Given problem:
Report, as a bare number, how many lines hold "true".

Information shown:
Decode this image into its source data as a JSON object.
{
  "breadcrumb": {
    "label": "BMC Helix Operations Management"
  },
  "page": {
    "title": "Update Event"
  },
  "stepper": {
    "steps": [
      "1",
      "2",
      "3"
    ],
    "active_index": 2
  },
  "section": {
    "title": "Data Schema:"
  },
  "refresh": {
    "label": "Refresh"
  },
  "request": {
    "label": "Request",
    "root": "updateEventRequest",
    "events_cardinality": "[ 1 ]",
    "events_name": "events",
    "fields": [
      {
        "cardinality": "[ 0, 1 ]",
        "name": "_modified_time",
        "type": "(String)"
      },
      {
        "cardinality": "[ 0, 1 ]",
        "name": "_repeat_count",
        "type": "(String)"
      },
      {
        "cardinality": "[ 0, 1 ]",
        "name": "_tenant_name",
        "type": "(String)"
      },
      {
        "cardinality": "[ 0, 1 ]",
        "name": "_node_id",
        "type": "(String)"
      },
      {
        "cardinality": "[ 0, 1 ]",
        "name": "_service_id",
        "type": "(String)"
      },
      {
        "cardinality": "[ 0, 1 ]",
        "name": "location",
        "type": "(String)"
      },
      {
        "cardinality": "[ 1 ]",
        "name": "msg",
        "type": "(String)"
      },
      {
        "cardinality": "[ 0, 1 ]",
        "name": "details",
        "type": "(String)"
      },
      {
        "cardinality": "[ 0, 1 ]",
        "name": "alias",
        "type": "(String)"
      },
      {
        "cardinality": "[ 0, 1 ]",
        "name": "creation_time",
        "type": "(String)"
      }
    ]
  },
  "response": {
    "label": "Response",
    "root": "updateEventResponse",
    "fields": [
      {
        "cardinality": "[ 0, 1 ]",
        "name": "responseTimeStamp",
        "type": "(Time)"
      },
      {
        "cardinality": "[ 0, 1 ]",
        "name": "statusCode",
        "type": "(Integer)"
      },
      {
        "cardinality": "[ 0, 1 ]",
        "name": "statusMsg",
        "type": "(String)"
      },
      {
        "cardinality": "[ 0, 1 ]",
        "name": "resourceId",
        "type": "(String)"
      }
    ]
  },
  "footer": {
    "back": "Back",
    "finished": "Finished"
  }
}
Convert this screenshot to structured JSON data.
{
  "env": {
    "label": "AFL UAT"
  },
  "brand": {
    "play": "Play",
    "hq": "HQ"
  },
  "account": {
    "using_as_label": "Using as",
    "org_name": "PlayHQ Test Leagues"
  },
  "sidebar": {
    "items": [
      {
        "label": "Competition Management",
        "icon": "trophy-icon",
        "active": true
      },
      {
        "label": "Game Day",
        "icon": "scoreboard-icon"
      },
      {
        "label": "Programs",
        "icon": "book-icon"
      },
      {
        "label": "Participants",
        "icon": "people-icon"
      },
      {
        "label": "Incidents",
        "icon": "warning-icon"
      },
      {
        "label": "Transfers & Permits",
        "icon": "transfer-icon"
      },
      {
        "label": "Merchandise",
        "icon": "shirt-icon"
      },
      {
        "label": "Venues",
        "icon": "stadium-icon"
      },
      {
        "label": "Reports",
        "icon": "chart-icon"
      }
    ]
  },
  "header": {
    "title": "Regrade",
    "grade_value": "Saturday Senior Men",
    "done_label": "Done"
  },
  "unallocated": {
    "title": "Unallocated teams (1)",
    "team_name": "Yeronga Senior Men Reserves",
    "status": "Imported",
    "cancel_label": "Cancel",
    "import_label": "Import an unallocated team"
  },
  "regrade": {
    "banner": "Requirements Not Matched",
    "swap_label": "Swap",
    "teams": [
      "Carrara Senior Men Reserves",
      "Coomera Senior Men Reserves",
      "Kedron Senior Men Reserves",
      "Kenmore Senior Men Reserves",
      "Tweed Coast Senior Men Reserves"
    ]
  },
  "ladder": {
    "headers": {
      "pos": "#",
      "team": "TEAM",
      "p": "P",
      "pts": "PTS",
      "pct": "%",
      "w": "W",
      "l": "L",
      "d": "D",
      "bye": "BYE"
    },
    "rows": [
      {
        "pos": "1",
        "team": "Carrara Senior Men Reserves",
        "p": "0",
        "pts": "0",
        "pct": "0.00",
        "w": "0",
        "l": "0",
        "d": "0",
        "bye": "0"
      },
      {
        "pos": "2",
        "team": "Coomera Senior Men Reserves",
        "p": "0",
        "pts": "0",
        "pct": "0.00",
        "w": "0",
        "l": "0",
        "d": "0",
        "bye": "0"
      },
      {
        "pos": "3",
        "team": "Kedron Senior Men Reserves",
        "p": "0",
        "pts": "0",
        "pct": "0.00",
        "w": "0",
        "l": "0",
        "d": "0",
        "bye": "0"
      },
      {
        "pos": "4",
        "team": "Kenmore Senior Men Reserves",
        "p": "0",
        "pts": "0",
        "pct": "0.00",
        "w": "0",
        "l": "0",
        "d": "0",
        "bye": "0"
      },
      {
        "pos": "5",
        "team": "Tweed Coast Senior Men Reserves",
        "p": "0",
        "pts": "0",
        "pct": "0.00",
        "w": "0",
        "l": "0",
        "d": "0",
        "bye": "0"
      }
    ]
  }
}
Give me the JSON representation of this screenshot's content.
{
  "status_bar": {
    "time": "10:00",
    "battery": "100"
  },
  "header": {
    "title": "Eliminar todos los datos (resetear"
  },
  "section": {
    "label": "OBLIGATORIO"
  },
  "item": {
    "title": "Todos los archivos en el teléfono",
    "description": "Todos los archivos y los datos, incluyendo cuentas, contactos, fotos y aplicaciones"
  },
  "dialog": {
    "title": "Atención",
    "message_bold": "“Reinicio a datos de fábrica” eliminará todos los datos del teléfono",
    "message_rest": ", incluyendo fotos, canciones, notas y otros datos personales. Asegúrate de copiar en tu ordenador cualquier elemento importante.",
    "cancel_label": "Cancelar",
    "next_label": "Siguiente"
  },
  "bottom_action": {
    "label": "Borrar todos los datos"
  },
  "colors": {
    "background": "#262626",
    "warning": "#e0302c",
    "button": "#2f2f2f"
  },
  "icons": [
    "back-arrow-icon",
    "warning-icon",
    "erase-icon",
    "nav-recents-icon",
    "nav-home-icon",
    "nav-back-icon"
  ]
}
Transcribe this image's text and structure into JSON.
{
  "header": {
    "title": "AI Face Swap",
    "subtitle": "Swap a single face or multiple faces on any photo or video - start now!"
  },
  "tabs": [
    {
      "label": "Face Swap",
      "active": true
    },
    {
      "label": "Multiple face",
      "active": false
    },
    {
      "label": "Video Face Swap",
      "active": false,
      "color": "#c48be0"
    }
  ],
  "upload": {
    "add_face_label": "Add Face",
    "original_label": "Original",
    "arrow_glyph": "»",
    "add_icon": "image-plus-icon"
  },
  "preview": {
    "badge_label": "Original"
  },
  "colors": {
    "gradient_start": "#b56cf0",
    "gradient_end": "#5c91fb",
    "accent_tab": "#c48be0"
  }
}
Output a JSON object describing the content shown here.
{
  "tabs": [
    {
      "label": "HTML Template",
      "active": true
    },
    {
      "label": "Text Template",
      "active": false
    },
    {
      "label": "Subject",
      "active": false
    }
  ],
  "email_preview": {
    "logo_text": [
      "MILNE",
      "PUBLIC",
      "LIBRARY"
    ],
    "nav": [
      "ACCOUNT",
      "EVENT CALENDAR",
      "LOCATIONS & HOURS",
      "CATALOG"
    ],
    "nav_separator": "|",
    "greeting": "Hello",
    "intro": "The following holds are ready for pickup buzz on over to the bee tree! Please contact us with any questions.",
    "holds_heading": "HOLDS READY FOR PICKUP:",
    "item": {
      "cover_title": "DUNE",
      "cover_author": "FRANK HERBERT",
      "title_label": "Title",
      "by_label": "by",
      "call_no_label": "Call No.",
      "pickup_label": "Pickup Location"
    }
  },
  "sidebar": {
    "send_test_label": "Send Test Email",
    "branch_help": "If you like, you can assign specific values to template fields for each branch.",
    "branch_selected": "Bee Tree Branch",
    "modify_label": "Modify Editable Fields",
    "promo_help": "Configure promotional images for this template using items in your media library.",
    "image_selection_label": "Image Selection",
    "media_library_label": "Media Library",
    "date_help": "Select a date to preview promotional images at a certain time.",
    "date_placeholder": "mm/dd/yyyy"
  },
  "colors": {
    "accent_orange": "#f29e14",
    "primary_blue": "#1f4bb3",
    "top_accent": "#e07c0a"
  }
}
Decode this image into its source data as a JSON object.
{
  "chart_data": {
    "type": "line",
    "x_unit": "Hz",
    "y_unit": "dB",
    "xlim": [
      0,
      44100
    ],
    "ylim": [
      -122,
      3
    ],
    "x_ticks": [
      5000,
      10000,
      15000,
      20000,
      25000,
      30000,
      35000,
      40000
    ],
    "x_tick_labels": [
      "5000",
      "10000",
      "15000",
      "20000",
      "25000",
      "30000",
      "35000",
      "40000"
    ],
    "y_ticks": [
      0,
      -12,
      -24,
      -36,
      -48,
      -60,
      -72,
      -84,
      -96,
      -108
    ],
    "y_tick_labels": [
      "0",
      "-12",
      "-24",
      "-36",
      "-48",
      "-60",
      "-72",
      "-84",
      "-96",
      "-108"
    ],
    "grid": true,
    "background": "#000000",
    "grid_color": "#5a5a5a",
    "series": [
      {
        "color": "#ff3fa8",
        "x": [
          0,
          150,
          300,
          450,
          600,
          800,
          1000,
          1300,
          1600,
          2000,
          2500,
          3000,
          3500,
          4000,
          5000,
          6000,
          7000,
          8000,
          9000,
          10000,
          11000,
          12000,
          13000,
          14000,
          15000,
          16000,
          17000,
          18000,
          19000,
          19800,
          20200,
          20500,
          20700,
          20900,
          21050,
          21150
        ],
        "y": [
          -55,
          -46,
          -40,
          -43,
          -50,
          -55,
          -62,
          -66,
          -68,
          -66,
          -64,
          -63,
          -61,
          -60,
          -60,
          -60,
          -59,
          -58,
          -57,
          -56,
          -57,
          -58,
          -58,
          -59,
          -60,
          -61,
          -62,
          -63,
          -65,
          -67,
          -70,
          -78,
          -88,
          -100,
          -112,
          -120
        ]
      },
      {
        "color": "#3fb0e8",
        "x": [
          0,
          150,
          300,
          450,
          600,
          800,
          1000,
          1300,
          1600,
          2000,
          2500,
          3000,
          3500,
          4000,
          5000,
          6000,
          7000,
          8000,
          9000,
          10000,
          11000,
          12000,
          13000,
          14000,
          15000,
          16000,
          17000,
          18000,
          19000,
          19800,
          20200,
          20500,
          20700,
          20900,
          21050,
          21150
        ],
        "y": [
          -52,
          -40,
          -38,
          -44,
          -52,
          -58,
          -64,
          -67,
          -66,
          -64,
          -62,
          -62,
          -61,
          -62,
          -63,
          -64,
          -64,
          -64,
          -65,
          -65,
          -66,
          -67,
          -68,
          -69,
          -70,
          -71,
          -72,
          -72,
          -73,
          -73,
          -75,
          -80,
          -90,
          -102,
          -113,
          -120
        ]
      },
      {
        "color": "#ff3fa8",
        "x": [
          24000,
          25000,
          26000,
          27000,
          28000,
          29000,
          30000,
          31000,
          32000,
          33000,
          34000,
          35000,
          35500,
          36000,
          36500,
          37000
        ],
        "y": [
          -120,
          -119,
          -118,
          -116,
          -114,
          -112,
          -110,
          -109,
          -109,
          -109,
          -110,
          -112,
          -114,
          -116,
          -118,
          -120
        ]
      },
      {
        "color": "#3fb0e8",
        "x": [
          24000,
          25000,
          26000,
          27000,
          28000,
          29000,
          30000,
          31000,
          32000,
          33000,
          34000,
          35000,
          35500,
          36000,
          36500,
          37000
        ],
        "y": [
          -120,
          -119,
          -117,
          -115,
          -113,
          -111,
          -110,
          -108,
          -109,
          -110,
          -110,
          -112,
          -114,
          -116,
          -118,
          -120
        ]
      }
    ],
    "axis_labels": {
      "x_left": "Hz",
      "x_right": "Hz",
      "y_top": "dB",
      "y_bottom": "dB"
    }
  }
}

Task output:
4